┌─ Trecho selecionado

Agnes Blanco, de cinco anos, brincava na cidade de Bordeaux quando um vagão de trem desgovernado a atropelou levando embora a sua perna. O vagão era da Companhia Nacional de Manufatura de Tabaco, explorada pelo governo francês.
O pai, inconformado, entrou na justiça pedindo a responsabilização do Estado francês pelos danos causados a Agnes. Ele não achava justo que o Estado não respondesse pelos atos de seus agentes. O caso chegou até a última instância, que, numa decisão histórica, acabou com a irresponsabilidade civil do Estado e condenou a França a pagar à menina uma pensão vitalícia.
O ano era 1873 e inaugurou uma ruptura com a total irresponsabilidade estatal da época das monarquias absolutistas, que consagrou a máxima "o rei não erra" ("the king can do no wrong"). Como todo o poder vinha de Deus e o monarca era o seu representante na terra, ele e, por extensão, o Estado não podiam se submeter aos próprios tribunais.
O mundo então avançou para a era da responsabilidade subjetiva, que exigia a demonstração de culpa do Estado, e, finalmente, para a objetiva, que exige apenas a ocorrência de ligação entre o dano sofrido pela vítima e uma conduta estatal. É o modelo que a Constituição brasileira de 1988 adota.
Em 1998, porém, o Brasil começou a erguer os pilares da irresponsabilidade absolutista com a aprovação da lei que criou as Organizações Sociais, entidades privadas que prestam típicos serviços públicos com dinheiro público, mas não se submetem às regras de concurso e de licitação, como decidido pelo Supremo Tribunal Federal de 2015.
Então veio a proliferação desenfreada da terceirização na Administração Pública, depois que o Tribunal de Contas da União decidiu que os gastos com empregados terceirizados não se sujeitavam aos limites de despesa com pessoal impostos pela Lei de Responsabilidade Fiscal.
Em outras palavras, chancelou a irresponsabilidade e induziu a substituição de funcionários de carreira por empregados precários, pouco treinados e mal remunerados.
Uma grande parte das empresas terceirizadas, como meras fornecedoras do produto "trabalhador", aproveitou a oportunidade dos contratos com a Administração, embolsou o dinheiro público e deu um calote nos terceirizados, deixando o ônus com o Estado. Já o Estado, por sua vez, achou que bastava pagar a empresa contratada para se livrar do problema.
Os tribunais trabalhistas reconheceram por muitos anos a responsabilidade objetiva do Estado pelas dívidas das empresas terceirizadas até que, em 2010, o Supremo entendeu que só haveria responsabilidade se demonstrada a culpa do Estado na fiscalização dos contratos. Aparentemente, um artigo de lei valia mais que o texto expresso da Constituição.

└─
┌─ Linhas fornecidas

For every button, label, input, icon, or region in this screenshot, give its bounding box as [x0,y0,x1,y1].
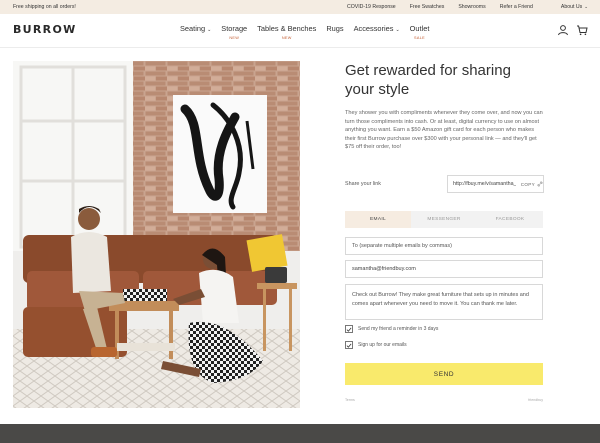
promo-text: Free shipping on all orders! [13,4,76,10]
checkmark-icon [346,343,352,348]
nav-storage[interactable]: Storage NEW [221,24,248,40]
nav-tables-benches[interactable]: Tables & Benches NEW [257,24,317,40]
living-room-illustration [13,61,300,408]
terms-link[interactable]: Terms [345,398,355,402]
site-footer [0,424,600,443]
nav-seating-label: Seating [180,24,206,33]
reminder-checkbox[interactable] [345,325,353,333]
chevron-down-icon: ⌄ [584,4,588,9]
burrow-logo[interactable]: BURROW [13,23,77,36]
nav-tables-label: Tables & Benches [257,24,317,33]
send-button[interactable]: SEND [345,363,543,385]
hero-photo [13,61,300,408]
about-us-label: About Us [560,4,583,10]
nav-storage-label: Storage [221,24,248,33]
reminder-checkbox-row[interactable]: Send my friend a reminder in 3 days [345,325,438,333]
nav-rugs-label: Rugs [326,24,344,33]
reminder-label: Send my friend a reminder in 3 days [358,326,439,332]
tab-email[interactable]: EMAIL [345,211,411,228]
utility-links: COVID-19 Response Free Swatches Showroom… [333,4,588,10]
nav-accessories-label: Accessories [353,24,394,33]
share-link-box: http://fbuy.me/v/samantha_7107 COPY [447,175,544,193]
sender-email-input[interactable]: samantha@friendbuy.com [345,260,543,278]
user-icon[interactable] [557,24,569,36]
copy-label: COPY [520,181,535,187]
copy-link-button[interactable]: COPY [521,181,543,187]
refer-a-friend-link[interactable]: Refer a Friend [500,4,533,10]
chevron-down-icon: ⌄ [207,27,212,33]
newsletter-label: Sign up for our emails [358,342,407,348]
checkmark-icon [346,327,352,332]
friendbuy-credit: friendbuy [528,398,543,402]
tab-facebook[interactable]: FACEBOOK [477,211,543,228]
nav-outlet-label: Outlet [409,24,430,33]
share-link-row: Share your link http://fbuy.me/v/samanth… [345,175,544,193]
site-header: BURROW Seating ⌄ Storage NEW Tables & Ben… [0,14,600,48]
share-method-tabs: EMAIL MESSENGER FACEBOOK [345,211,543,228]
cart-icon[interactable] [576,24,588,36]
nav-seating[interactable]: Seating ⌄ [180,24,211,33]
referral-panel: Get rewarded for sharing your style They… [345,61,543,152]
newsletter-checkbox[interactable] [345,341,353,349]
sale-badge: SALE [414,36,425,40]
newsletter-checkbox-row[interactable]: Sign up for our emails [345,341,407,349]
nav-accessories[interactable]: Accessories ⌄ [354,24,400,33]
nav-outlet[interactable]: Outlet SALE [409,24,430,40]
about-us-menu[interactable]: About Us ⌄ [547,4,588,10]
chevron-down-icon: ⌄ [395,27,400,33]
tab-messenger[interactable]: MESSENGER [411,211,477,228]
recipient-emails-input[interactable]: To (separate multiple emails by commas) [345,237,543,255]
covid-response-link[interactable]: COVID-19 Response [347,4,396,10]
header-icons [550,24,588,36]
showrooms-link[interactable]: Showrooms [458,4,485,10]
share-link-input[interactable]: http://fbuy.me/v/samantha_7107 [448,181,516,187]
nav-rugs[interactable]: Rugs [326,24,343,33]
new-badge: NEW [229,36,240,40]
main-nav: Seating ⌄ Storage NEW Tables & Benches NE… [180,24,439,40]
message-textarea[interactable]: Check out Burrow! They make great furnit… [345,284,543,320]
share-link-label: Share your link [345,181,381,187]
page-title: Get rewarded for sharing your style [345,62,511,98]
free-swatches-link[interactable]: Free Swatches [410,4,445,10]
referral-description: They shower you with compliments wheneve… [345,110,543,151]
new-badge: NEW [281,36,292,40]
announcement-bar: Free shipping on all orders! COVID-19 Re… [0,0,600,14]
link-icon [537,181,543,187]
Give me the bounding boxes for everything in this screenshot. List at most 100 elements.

└─
┌─ Linhas fornecidas

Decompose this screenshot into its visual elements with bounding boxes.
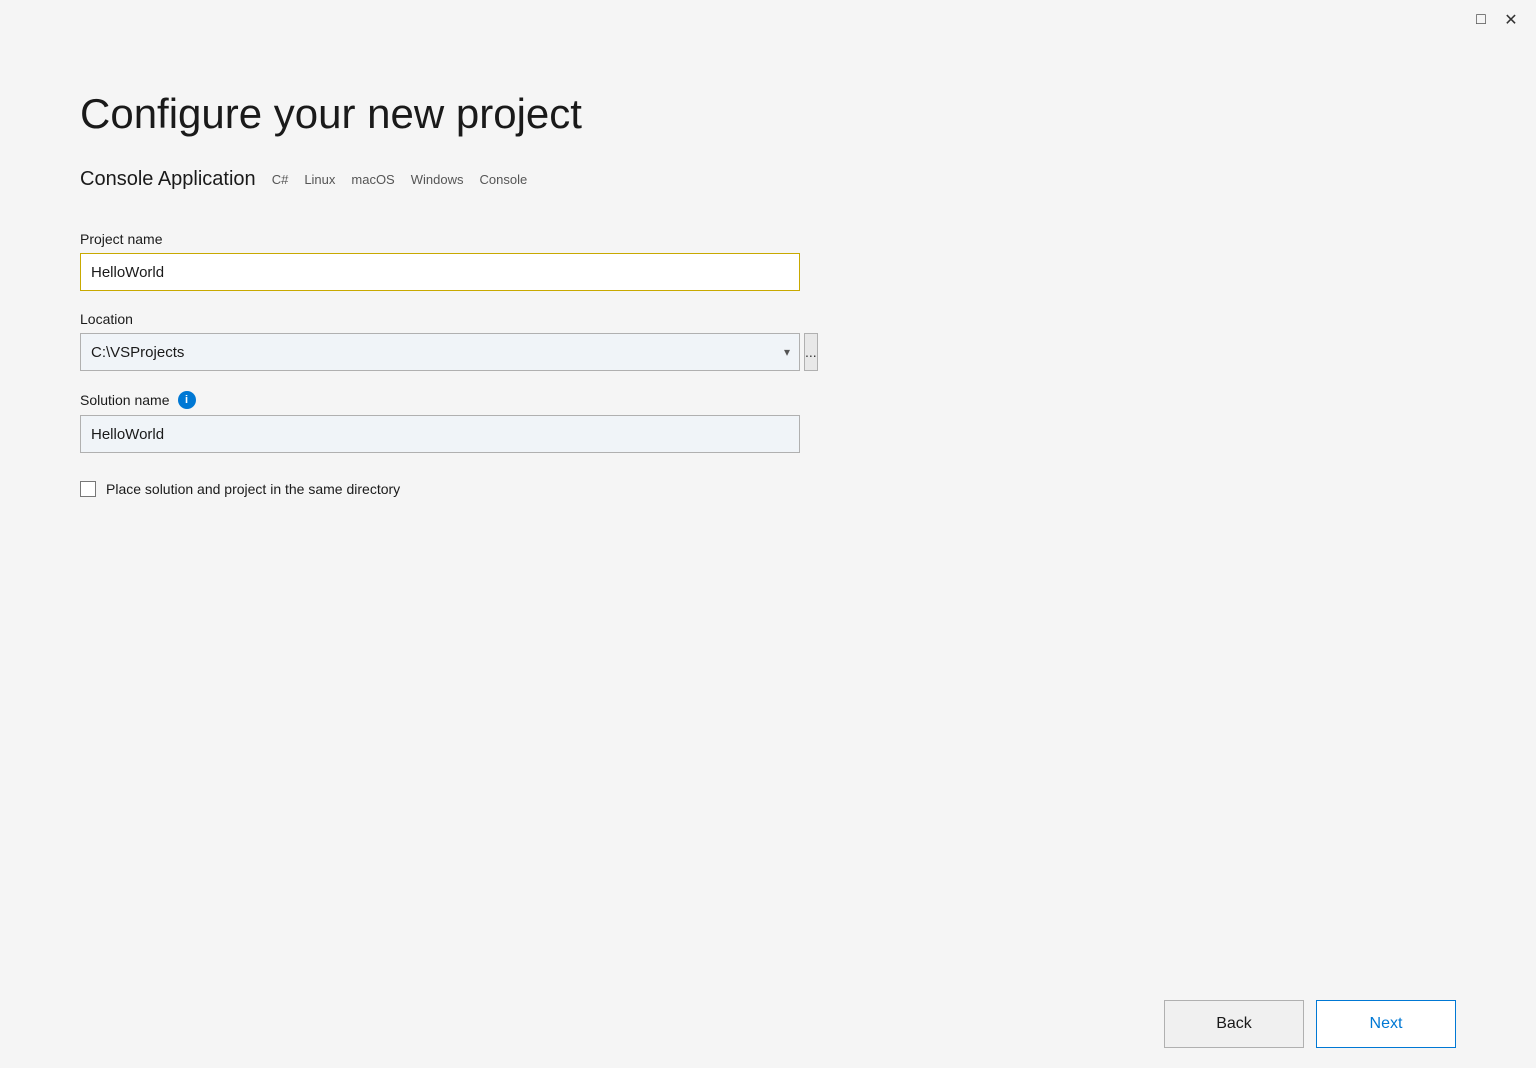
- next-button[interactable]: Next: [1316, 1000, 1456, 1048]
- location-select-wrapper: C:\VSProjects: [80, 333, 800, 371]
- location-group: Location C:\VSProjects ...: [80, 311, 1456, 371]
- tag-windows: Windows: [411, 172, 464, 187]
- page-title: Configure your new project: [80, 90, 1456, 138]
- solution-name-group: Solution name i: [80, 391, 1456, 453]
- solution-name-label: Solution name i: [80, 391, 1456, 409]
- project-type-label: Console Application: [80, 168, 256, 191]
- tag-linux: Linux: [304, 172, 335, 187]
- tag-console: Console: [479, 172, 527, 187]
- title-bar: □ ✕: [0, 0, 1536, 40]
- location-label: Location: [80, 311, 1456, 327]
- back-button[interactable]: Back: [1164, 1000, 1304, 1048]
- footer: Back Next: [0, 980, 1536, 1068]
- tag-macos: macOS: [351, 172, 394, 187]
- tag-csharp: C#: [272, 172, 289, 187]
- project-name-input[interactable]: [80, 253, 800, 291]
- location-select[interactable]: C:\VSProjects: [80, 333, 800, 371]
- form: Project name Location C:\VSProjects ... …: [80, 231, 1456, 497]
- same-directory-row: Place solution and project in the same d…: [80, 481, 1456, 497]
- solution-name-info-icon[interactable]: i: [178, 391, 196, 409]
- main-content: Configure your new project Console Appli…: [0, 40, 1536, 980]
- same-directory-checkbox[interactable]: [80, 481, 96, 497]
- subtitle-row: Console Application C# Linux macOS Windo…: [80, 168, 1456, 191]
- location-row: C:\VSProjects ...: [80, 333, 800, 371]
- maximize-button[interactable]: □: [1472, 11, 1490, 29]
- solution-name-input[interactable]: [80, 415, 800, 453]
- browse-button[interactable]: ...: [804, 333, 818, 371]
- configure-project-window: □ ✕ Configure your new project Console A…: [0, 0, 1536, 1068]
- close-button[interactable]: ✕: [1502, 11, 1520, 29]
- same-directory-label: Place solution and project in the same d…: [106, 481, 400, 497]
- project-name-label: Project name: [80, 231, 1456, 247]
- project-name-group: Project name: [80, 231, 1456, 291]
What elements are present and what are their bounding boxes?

└─

# Pedido escrito A
Reproduza sem nenhuma alteração o trecho do texto sobre a responsabilidade do Estado que vai de "Então veio a" até "de Responsabilidade Fiscal.", incluindo os dois extremos.
# Pedido escrito B
Condense em forma de lista o parágrafo do texto sobre a responsabilidade do Estado que começa com "Uma grande parte das empresas terceirizadas". Mantenha os fatos principais.

# Resultado da tarefa A
Então veio a proliferação desenfreada da terceirização na Administração Pública, depois que o Tribunal de Contas da União decidiu que os gastos com empregados terceirizados não se sujeitavam aos limites de despesa com pessoal impostos pela Lei de Responsabilidade Fiscal.

# Resultado da tarefa B
- Grande parte das empresas terceirizadas agiu como mera fornecedora do produto "trabalhador" e aproveitou os contratos com a Administração.
- Essas empresas embolsaram o dinheiro público e deram calote nos terceirizados, deixando o ônus com o Estado.
- O Estado achou que bastava pagar a empresa contratada para se livrar do problema.